Set task — What is the number of lines that include the word "sasquatch"? Provide only that figure.

Extracted records

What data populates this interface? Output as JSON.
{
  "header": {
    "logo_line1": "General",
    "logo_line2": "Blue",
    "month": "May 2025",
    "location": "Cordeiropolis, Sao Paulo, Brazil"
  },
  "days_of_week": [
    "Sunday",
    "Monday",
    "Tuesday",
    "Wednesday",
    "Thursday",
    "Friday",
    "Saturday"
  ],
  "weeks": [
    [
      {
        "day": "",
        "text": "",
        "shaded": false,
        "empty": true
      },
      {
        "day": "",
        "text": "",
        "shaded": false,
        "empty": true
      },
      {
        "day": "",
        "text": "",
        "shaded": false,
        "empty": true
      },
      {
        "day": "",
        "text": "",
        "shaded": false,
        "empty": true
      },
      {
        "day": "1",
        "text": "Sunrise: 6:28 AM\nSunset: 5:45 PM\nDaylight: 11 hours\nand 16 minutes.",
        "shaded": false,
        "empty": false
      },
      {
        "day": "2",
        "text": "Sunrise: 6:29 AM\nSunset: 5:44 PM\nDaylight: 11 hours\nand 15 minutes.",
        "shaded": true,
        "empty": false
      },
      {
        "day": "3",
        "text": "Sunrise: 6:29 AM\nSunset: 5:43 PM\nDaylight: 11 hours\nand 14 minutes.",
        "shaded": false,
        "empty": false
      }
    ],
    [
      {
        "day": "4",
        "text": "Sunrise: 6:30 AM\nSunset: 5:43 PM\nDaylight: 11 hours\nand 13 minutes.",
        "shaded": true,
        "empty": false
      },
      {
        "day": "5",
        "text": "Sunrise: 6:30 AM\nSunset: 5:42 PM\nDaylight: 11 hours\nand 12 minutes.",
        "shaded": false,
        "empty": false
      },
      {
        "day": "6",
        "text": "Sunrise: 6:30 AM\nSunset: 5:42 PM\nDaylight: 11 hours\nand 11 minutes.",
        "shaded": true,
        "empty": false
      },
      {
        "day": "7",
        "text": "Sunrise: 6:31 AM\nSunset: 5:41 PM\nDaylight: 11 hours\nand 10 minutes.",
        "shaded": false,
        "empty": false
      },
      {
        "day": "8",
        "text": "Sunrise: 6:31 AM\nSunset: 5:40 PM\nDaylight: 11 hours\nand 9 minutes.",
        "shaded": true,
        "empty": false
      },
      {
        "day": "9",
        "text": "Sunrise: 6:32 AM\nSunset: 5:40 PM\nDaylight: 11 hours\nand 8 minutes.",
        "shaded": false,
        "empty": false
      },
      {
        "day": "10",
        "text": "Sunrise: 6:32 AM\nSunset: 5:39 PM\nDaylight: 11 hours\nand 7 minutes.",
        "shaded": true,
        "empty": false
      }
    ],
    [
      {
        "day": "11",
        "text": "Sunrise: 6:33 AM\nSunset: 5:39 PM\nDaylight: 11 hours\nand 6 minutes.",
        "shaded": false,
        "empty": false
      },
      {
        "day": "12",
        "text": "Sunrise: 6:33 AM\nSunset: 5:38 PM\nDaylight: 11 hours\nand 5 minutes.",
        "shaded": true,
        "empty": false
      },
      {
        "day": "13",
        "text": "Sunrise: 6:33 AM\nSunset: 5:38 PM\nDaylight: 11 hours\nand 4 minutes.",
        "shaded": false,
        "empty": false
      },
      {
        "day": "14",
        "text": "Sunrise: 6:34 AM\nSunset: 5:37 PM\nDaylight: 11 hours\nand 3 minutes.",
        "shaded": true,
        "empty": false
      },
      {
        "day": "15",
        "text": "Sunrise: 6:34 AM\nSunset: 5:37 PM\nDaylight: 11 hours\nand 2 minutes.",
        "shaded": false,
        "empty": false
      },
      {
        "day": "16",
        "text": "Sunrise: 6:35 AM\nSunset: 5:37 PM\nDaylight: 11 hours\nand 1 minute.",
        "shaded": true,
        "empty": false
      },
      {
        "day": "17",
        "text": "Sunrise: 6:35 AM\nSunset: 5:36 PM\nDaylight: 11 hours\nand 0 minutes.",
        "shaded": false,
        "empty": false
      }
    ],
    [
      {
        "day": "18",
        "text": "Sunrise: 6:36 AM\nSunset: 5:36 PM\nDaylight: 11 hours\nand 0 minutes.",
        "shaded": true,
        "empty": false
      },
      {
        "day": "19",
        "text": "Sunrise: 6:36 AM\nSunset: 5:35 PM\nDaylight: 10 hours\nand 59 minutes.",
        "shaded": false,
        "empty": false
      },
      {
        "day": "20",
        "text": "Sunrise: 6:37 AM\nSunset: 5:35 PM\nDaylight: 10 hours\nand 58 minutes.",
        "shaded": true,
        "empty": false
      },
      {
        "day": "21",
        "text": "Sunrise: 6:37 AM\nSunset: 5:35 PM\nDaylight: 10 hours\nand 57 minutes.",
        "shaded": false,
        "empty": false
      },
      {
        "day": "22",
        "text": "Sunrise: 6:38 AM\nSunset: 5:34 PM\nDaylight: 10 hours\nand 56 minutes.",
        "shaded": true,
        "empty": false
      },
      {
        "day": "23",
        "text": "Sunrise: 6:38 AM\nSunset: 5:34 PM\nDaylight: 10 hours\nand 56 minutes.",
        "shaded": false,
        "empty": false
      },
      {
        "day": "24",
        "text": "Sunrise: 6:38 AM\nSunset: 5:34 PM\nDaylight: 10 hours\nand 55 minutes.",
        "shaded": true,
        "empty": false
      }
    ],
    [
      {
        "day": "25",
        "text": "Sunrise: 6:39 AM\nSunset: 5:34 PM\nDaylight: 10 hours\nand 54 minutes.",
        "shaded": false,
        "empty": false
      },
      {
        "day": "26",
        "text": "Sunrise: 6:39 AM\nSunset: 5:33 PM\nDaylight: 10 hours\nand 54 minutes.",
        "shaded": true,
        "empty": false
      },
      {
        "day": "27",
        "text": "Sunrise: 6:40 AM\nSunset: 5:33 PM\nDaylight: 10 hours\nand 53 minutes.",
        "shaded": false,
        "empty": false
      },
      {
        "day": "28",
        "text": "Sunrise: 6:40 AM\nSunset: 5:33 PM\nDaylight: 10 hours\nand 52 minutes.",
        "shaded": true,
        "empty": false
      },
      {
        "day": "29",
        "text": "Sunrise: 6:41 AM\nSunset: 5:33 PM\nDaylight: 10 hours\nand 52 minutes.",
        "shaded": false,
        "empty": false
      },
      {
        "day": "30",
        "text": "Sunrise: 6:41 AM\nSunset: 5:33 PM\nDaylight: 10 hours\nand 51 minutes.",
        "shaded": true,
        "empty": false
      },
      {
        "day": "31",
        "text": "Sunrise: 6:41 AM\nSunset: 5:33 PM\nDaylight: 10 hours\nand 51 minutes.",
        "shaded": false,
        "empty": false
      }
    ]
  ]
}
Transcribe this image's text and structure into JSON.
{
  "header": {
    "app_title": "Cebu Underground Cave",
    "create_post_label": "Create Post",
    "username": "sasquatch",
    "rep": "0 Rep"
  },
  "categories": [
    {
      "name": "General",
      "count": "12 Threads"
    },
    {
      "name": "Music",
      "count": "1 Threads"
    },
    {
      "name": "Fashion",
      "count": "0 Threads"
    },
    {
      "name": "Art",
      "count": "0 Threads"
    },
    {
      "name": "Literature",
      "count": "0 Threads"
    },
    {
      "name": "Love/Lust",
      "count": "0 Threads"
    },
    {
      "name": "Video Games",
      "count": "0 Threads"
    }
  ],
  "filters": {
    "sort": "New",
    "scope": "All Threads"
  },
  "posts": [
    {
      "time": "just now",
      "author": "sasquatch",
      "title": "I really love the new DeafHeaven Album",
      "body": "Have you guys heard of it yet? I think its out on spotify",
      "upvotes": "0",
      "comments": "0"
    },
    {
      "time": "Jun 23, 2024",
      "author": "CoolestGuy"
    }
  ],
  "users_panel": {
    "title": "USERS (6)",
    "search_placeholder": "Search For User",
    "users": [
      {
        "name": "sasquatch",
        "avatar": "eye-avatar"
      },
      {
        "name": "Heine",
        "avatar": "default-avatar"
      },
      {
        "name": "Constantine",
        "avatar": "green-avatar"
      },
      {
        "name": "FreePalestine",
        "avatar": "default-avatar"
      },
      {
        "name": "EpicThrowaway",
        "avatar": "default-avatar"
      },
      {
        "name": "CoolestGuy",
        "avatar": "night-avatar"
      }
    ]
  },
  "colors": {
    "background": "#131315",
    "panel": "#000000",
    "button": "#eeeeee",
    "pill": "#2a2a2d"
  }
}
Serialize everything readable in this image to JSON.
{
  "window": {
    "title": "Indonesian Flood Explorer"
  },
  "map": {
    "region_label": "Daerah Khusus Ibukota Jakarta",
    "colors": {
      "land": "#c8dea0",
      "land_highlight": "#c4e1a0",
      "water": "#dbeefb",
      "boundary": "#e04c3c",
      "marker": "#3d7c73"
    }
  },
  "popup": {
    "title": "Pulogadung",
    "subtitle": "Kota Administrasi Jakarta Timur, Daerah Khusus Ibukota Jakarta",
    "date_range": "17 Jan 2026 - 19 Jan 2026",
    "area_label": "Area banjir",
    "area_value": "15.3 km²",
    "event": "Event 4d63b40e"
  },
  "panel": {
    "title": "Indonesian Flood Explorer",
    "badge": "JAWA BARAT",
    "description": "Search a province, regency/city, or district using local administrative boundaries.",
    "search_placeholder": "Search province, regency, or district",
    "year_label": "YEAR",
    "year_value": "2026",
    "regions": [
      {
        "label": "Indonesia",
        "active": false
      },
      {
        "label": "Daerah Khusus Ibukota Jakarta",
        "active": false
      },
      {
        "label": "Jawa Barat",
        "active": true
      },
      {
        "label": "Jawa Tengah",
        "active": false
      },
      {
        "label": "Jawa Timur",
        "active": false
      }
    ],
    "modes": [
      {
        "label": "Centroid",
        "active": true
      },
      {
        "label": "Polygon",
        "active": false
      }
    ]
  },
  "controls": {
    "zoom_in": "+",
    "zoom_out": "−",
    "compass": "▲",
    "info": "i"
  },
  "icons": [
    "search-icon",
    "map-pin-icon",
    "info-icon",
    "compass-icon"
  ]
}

Output of the task — 3